= YOUR OBJECTIVE =
Produce an exact copy of all the data below, dropping every image.

━━━ INPUT DATA

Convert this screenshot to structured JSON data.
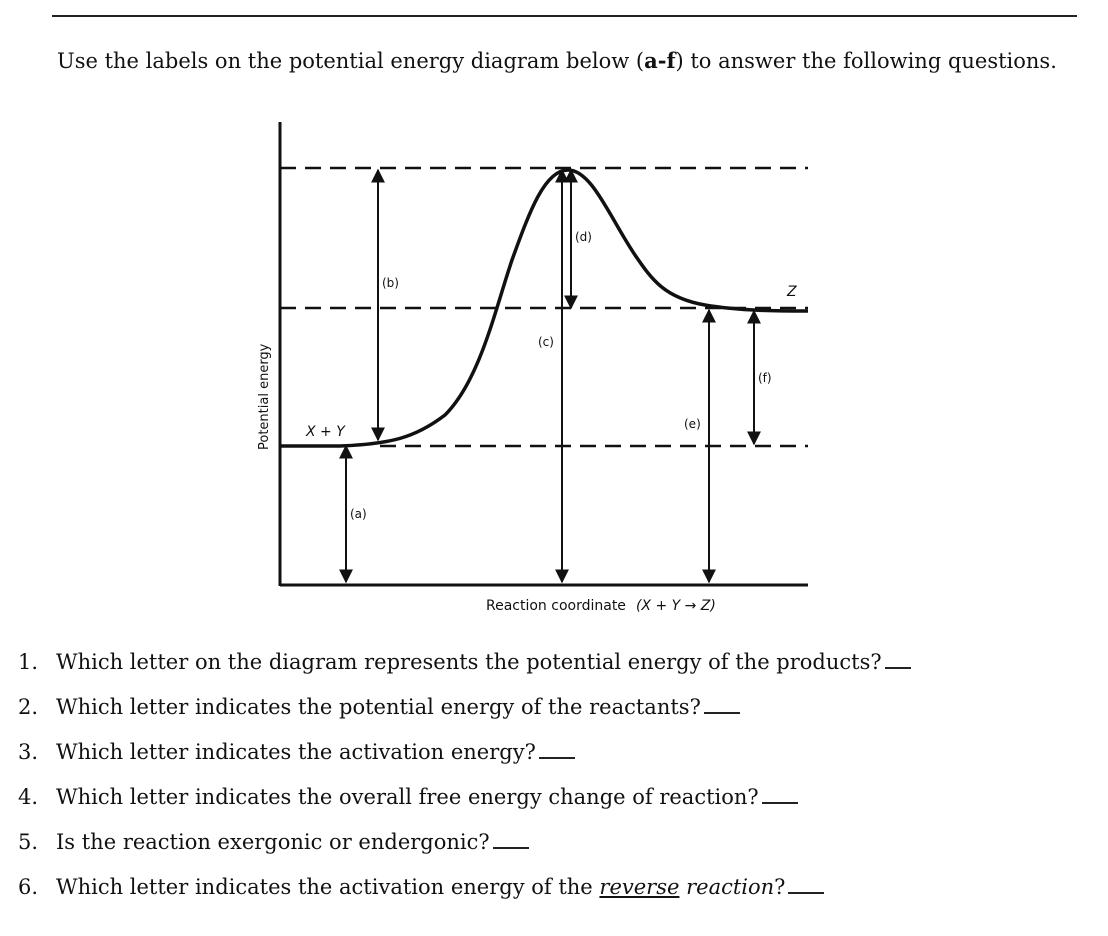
{
  "instructions": {
    "prefix": "Use the labels on the potential energy diagram below (",
    "range": "a-f",
    "suffix": ") to answer the following questions."
  },
  "diagram": {
    "y_axis_label": "Potential energy",
    "x_axis_label": "Reaction coordinate",
    "x_axis_reaction": "(X + Y → Z)",
    "reactants_label": "X + Y",
    "products_label": "Z",
    "labels": {
      "a": "(a)",
      "b": "(b)",
      "c": "(c)",
      "d": "(d)",
      "e": "(e)",
      "f": "(f)"
    }
  },
  "questions": [
    {
      "num": "1.",
      "text": "Which letter on the diagram represents the potential energy of the products?"
    },
    {
      "num": "2.",
      "text": "Which letter indicates the potential energy of the reactants?"
    },
    {
      "num": "3.",
      "text": "Which letter indicates the activation energy?"
    },
    {
      "num": "4.",
      "text": "Which letter indicates the overall free energy change of reaction?"
    },
    {
      "num": "5.",
      "text": "Is the reaction exergonic or endergonic?"
    },
    {
      "num": "6.",
      "pre": "Which letter indicates the activation energy of the ",
      "emph": "reverse",
      "post": " reaction",
      "mark": "?"
    }
  ]
}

━━━━━━

= OUTPUT OF THE TASK =
Convert this screenshot to structured JSON data.
{
  "instructions": {
    "prefix": "Use the labels on the potential energy diagram below (",
    "range": "a-f",
    "suffix": ") to answer the following questions."
  },
  "diagram": {
    "y_axis_label": "Potential energy",
    "x_axis_label": "Reaction coordinate",
    "x_axis_reaction": "(X + Y → Z)",
    "reactants_label": "X + Y",
    "products_label": "Z",
    "labels": {
      "a": "(a)",
      "b": "(b)",
      "c": "(c)",
      "d": "(d)",
      "e": "(e)",
      "f": "(f)"
    }
  },
  "questions": [
    {
      "num": "1.",
      "text": "Which letter on the diagram represents the potential energy of the products?"
    },
    {
      "num": "2.",
      "text": "Which letter indicates the potential energy of the reactants?"
    },
    {
      "num": "3.",
      "text": "Which letter indicates the activation energy?"
    },
    {
      "num": "4.",
      "text": "Which letter indicates the overall free energy change of reaction?"
    },
    {
      "num": "5.",
      "text": "Is the reaction exergonic or endergonic?"
    },
    {
      "num": "6.",
      "pre": "Which letter indicates the activation energy of the ",
      "emph": "reverse",
      "post": " reaction",
      "mark": "?"
    }
  ]
}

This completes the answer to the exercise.